* Required task: Copy each line with the word "close" in it.

* Task material:
-.-.-

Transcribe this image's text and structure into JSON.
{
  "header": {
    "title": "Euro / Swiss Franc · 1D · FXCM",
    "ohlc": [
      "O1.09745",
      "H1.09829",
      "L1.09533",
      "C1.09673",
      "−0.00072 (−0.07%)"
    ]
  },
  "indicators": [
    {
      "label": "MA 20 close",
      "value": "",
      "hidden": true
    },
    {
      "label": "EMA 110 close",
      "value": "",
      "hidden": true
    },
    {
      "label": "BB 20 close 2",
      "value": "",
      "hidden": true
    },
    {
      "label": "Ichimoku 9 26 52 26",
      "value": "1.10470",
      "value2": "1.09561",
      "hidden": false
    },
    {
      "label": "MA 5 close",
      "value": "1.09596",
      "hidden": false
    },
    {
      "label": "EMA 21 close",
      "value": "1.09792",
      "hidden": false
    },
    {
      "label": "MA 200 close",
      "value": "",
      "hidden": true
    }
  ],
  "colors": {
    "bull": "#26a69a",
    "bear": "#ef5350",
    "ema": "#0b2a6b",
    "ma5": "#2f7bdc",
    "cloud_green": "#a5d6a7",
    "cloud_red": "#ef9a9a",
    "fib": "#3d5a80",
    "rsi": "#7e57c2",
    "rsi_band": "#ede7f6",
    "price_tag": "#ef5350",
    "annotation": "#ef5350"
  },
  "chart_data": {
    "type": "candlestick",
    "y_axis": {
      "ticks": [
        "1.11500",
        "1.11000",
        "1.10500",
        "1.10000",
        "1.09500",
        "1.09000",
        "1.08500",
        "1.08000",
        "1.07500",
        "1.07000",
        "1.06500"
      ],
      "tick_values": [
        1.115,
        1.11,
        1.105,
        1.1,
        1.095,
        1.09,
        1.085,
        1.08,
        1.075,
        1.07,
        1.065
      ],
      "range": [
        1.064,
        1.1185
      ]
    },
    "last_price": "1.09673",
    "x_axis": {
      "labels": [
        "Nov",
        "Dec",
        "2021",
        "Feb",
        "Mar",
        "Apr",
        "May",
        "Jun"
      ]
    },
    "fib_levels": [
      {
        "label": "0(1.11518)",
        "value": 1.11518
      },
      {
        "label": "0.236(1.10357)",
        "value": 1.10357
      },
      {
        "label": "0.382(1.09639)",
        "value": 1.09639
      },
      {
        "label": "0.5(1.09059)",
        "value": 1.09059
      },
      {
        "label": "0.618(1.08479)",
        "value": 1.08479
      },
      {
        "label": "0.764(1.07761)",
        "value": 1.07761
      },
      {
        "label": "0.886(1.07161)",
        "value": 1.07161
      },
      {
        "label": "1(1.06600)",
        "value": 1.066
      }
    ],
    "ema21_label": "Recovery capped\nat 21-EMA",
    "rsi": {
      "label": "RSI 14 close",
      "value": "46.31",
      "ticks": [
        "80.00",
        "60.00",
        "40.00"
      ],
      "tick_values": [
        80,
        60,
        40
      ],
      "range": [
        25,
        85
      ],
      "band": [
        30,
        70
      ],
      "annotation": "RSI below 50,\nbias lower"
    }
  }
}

-.-.-

* Written response:
      "label": "MA 20 close",
      "label": "EMA 110 close",
      "label": "BB 20 close 2",
      "label": "MA 5 close",
      "label": "EMA 21 close",
      "label": "MA 200 close",
      "label": "RSI 14 close",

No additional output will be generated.